◆ Task directions ◆
State how many lines of the records contain the string "JSON". Give the number alone.

■ ■ ■ ■ ■ ■ ■

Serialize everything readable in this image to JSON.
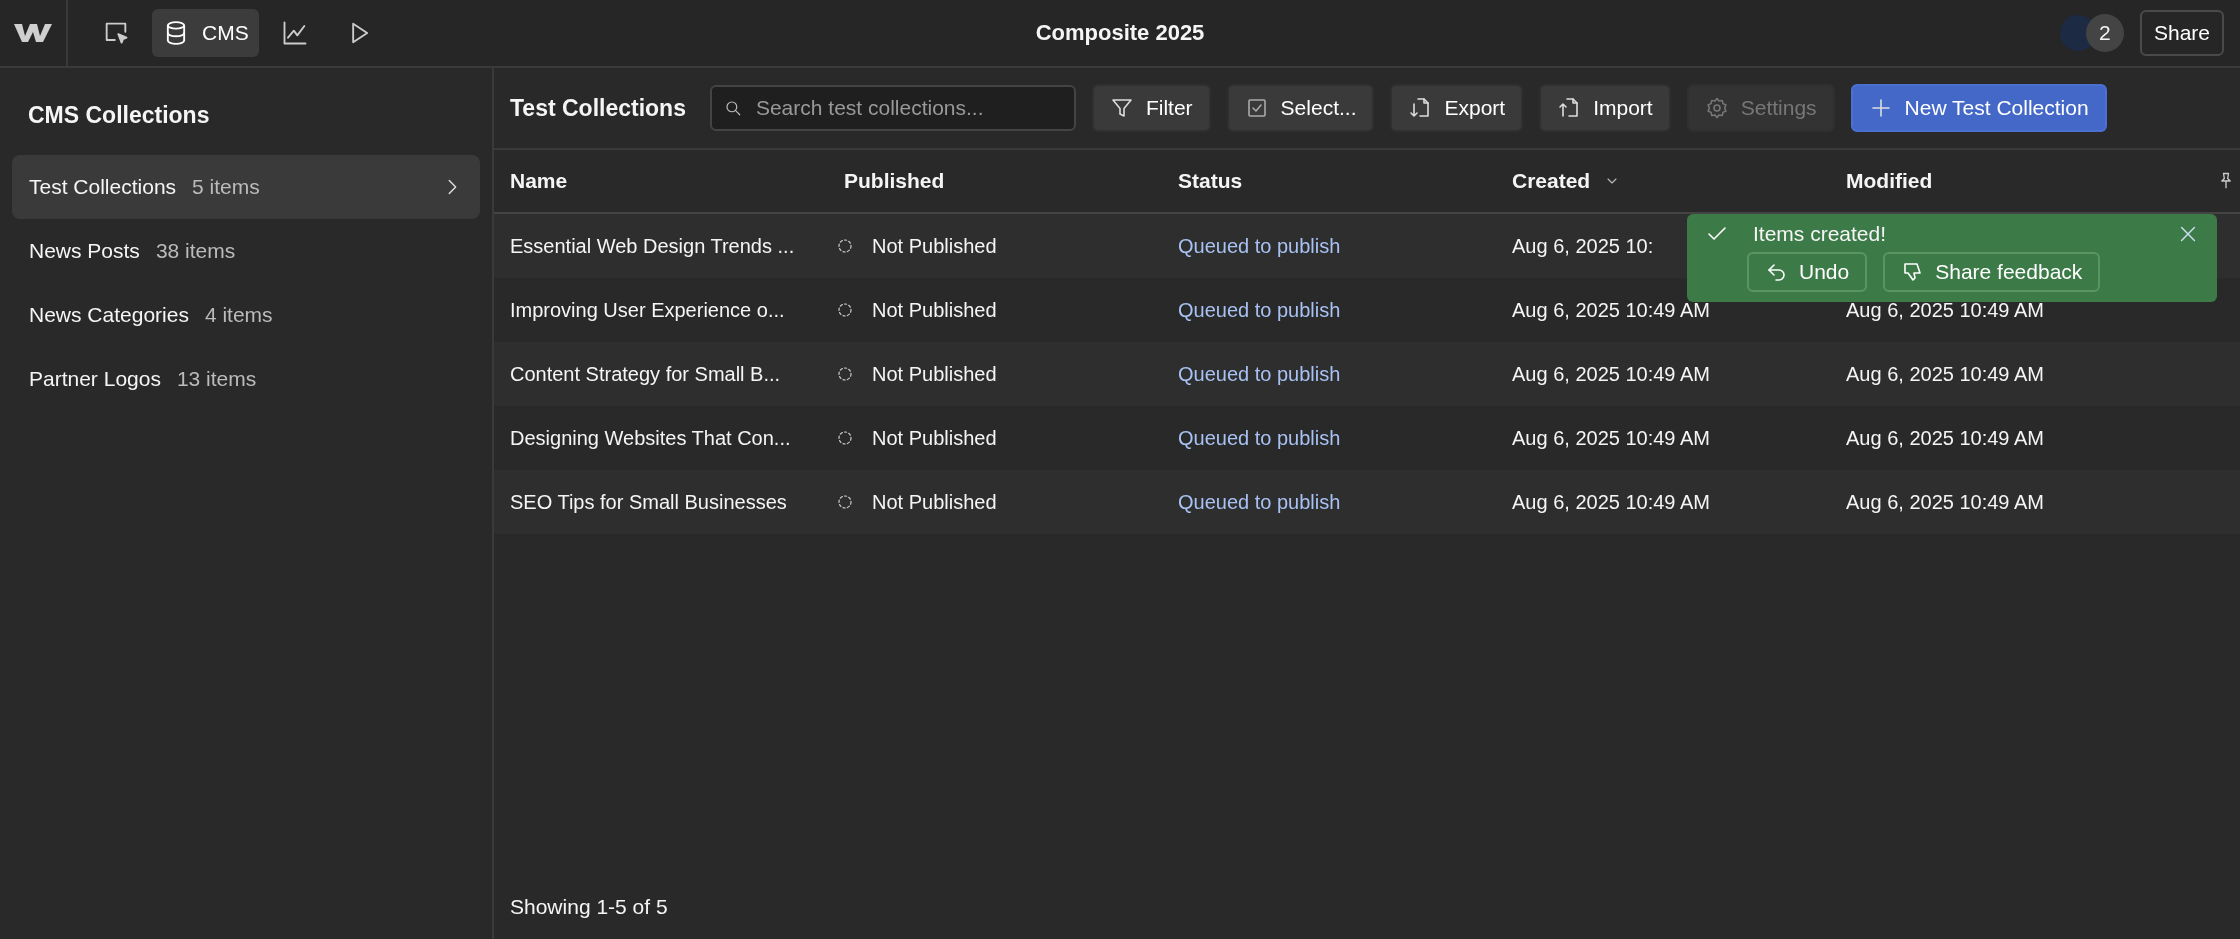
{
  "top_bar": {
    "tools": [
      {
        "kind": "designer",
        "selected": false
      },
      {
        "kind": "cms",
        "label": "CMS",
        "selected": true
      },
      {
        "kind": "insights",
        "selected": false
      },
      {
        "kind": "preview",
        "selected": false
      }
    ],
    "title": "Composite 2025",
    "collaborator_count": "2",
    "share_button": "Share"
  },
  "sidebar": {
    "title": "CMS Collections",
    "items": [
      {
        "label": "Test Collections",
        "count": "5 items",
        "selected": true
      },
      {
        "label": "News Posts",
        "count": "38 items",
        "selected": false
      },
      {
        "label": "News Categories",
        "count": "4 items",
        "selected": false
      },
      {
        "label": "Partner Logos",
        "count": "13 items",
        "selected": false
      }
    ]
  },
  "toolbar": {
    "title": "Test Collections",
    "search": {
      "placeholder": "Search test collections..."
    },
    "buttons": [
      {
        "kind": "filter",
        "label": "Filter",
        "disabled": false
      },
      {
        "kind": "select",
        "label": "Select...",
        "disabled": false
      },
      {
        "kind": "export",
        "label": "Export",
        "disabled": false
      },
      {
        "kind": "import",
        "label": "Import",
        "disabled": false
      },
      {
        "kind": "settings",
        "label": "Settings",
        "disabled": true
      },
      {
        "kind": "new",
        "label": "New Test Collection",
        "disabled": false
      }
    ]
  },
  "table": {
    "columns": [
      {
        "label": "Name",
        "sorted": false
      },
      {
        "label": "Published",
        "sorted": false
      },
      {
        "label": "Status",
        "sorted": false
      },
      {
        "label": "Created",
        "sorted": true
      },
      {
        "label": "Modified",
        "sorted": false
      }
    ],
    "rows": [
      {
        "name": "Essential Web Design Trends ...",
        "published": "Not Published",
        "status": "Queued to publish",
        "created": "Aug 6, 2025 10:"
      },
      {
        "name": "Improving User Experience o...",
        "published": "Not Published",
        "status": "Queued to publish",
        "created": "Aug 6, 2025 10:49 AM",
        "modified": "Aug 6, 2025 10:49 AM"
      },
      {
        "name": "Content Strategy for Small B...",
        "published": "Not Published",
        "status": "Queued to publish",
        "created": "Aug 6, 2025 10:49 AM",
        "modified": "Aug 6, 2025 10:49 AM"
      },
      {
        "name": "Designing Websites That Con...",
        "published": "Not Published",
        "status": "Queued to publish",
        "created": "Aug 6, 2025 10:49 AM",
        "modified": "Aug 6, 2025 10:49 AM"
      },
      {
        "name": "SEO Tips for Small Businesses",
        "published": "Not Published",
        "status": "Queued to publish",
        "created": "Aug 6, 2025 10:49 AM",
        "modified": "Aug 6, 2025 10:49 AM"
      }
    ],
    "footer": "Showing 1-5 of 5"
  },
  "toast": {
    "message": "Items created!",
    "buttons": [
      {
        "kind": "undo",
        "label": "Undo"
      },
      {
        "kind": "feedback",
        "label": "Share feedback"
      }
    ]
  }
}
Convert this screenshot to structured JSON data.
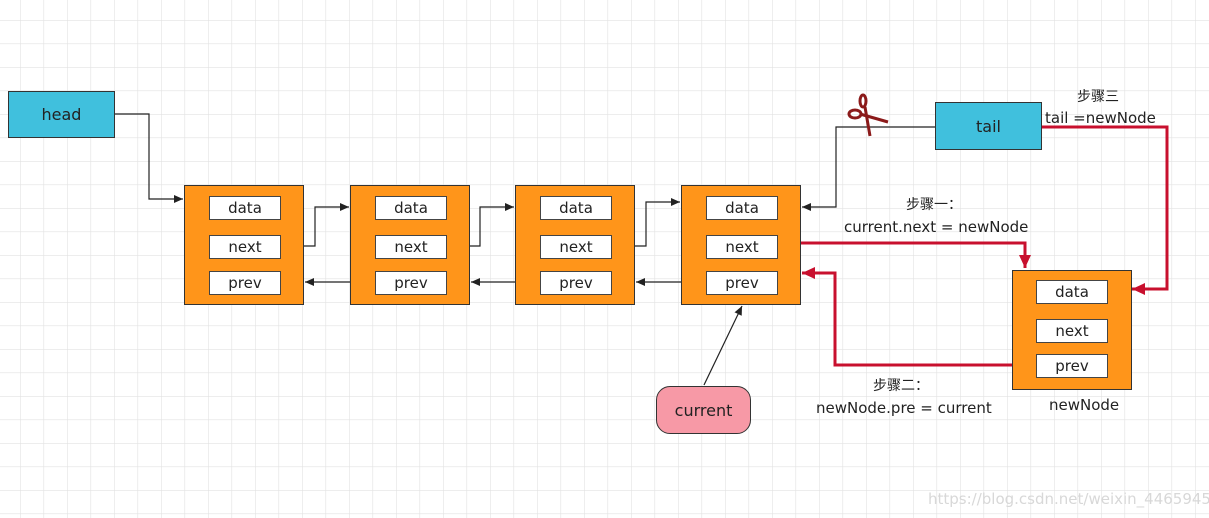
{
  "colors": {
    "pointer_box": "#40C0DD",
    "node": "#FF951A",
    "current": "#F799A6",
    "new_link": "#C8102E",
    "link": "#222222",
    "grid": "#e2e2e2"
  },
  "head": {
    "label": "head"
  },
  "tail": {
    "label": "tail"
  },
  "current": {
    "label": "current"
  },
  "nodes": [
    {
      "fields": [
        "data",
        "next",
        "prev"
      ]
    },
    {
      "fields": [
        "data",
        "next",
        "prev"
      ]
    },
    {
      "fields": [
        "data",
        "next",
        "prev"
      ]
    },
    {
      "fields": [
        "data",
        "next",
        "prev"
      ]
    }
  ],
  "new_node": {
    "fields": [
      "data",
      "next",
      "prev"
    ],
    "caption": "newNode"
  },
  "steps": {
    "step1": {
      "title": "步骤一：",
      "code": "current.next = newNode"
    },
    "step2": {
      "title": "步骤二：",
      "code": "newNode.pre = current"
    },
    "step3": {
      "title": "步骤三",
      "code": "tail =newNode"
    }
  },
  "icons": {
    "cut": "scissors-icon"
  },
  "watermark": "https://blog.csdn.net/weixin_44659458"
}
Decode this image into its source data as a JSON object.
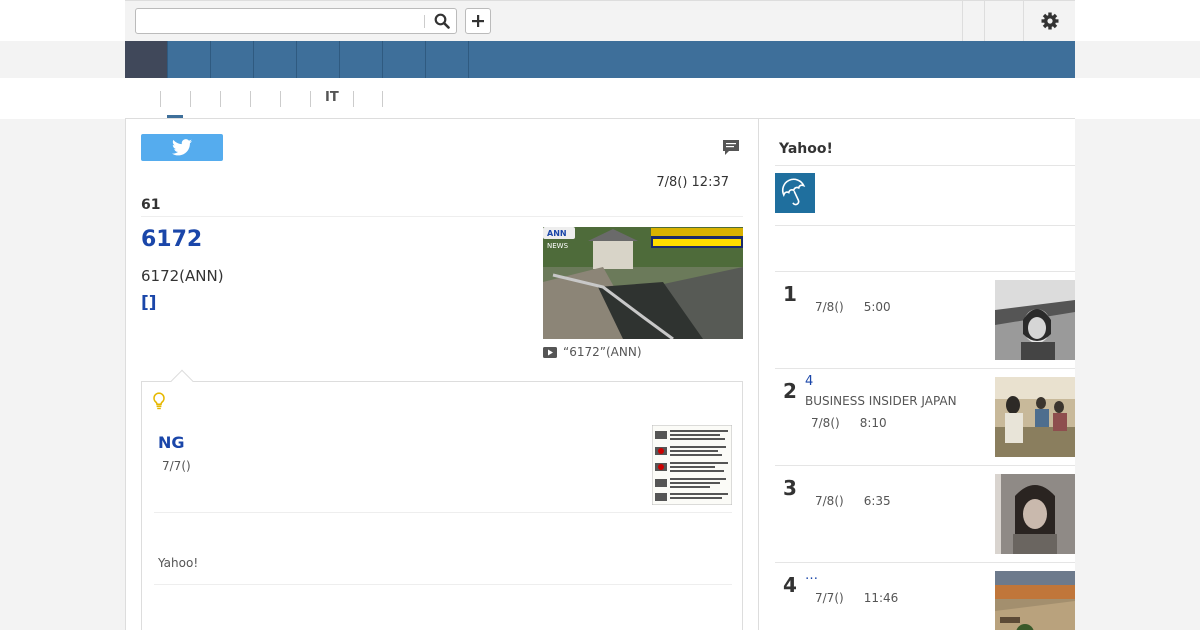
{
  "search": {
    "value": "",
    "placeholder": ""
  },
  "nav": {
    "items": [
      "",
      "",
      "",
      "",
      "",
      "",
      "",
      "",
      ""
    ]
  },
  "subnav": {
    "items": [
      "",
      "",
      "",
      "",
      "",
      "IT",
      "",
      ""
    ]
  },
  "article": {
    "date": "7/8() 12:37",
    "count": "61",
    "headline": "6172",
    "subtitle": "6172(ANN)",
    "bracket_link": "[]",
    "thumb_caption": "“6172”(ANN)",
    "thumb_tv_logo": "ANN",
    "thumb_tv_sub": "NEWS"
  },
  "tip": {
    "title": "NG",
    "date": "7/7()",
    "source": "Yahoo!"
  },
  "sidebar": {
    "title": "Yahoo!",
    "ranking": [
      {
        "num": "1",
        "link": "",
        "source": "",
        "date": "7/8()",
        "time": "5:00"
      },
      {
        "num": "2",
        "link": "4",
        "source": "BUSINESS INSIDER JAPAN",
        "date": "7/8()",
        "time": "8:10"
      },
      {
        "num": "3",
        "link": "",
        "source": "",
        "date": "7/8()",
        "time": "6:35"
      },
      {
        "num": "4",
        "link": "…",
        "source": "",
        "date": "7/7()",
        "time": "11:46"
      }
    ]
  },
  "colors": {
    "nav": "#3e6f9a",
    "nav_active": "#40485a",
    "link": "#1a46a9",
    "tweet": "#55acee"
  },
  "icons": [
    "search-icon",
    "plus-icon",
    "gear-icon",
    "twitter-icon",
    "comment-icon",
    "bulb-icon",
    "play-icon",
    "umbrella-icon"
  ]
}
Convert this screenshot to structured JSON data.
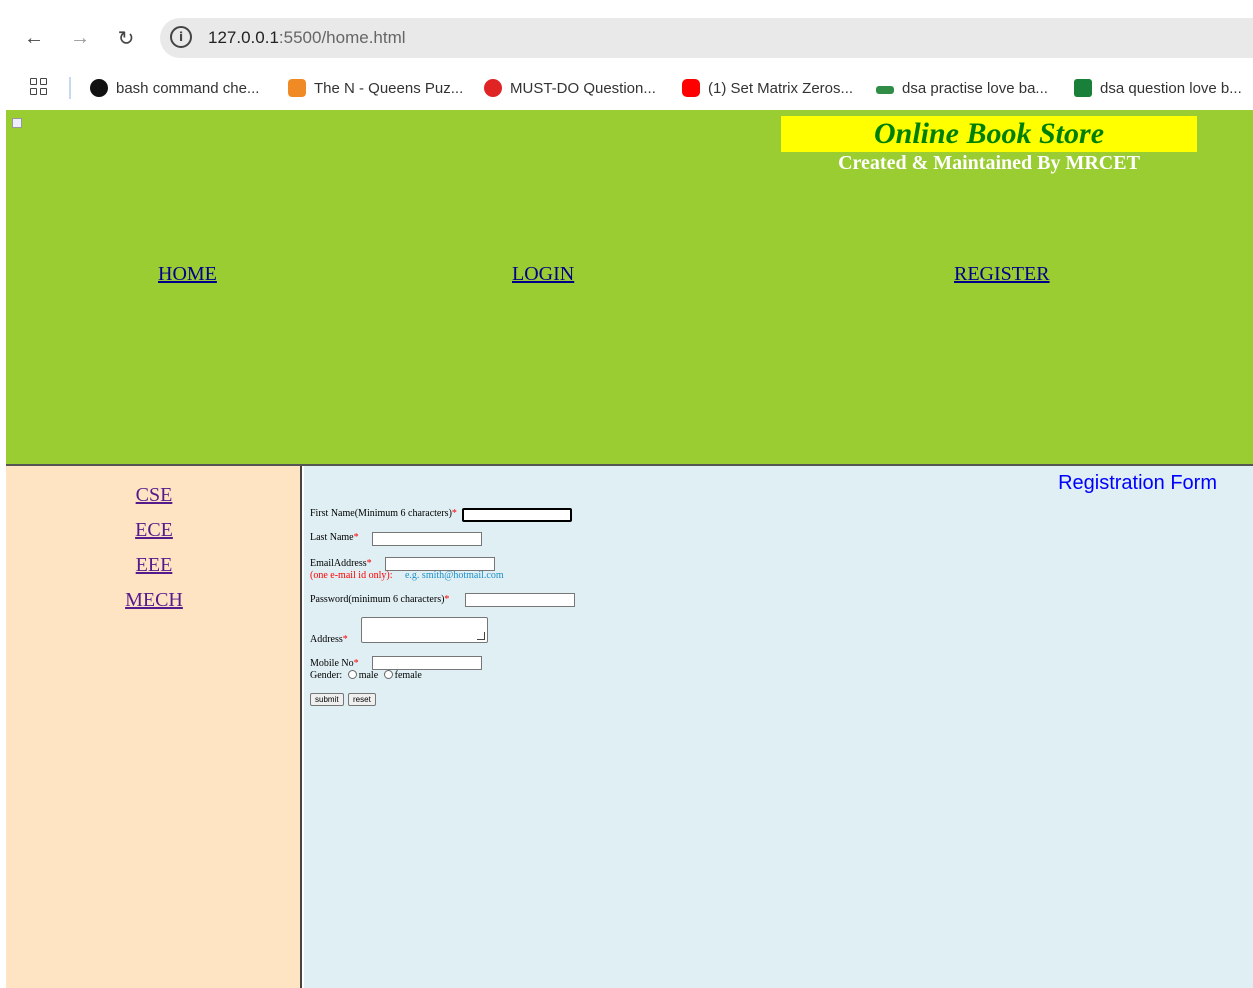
{
  "browser": {
    "url_host": "127.0.0.1",
    "url_rest": ":5500/home.html",
    "bookmarks": [
      {
        "label": "bash command che...",
        "color": "#111111"
      },
      {
        "label": "The N - Queens Puz...",
        "color": "#f08a24"
      },
      {
        "label": "MUST-DO Question...",
        "color": "#e02424"
      },
      {
        "label": "(1) Set Matrix Zeros...",
        "color": "#ff0000"
      },
      {
        "label": "dsa practise love ba...",
        "color": "#2f8d46"
      },
      {
        "label": "dsa question love b...",
        "color": "#188038"
      }
    ]
  },
  "header": {
    "title": "Online Book Store",
    "subtitle": "Created & Maintained By MRCET",
    "nav": {
      "home": "HOME",
      "login": "LOGIN",
      "register": "REGISTER"
    },
    "colors": {
      "background": "#9acd32",
      "title_bg": "#ffff00",
      "title_text": "#008000"
    }
  },
  "sidebar": {
    "links": [
      "CSE",
      "ECE",
      "EEE",
      "MECH"
    ]
  },
  "form": {
    "title": "Registration Form",
    "first_name_label": "First Name(Minimum 6 characters)",
    "last_name_label": "Last Name",
    "email_label": "EmailAddress",
    "email_hint": "(one e-mail id only):",
    "email_example": "e.g. smith@hotmail.com",
    "password_label": "Password(minimum 6 characters)",
    "address_label": "Address",
    "mobile_label": "Mobile No",
    "gender_label": "Gender:",
    "gender_male": "male",
    "gender_female": "female",
    "required_mark": "*",
    "submit_label": "submit",
    "reset_label": "reset"
  }
}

■ ■ ■ ■ ■ ■ ■

◆ Full answer ◆
4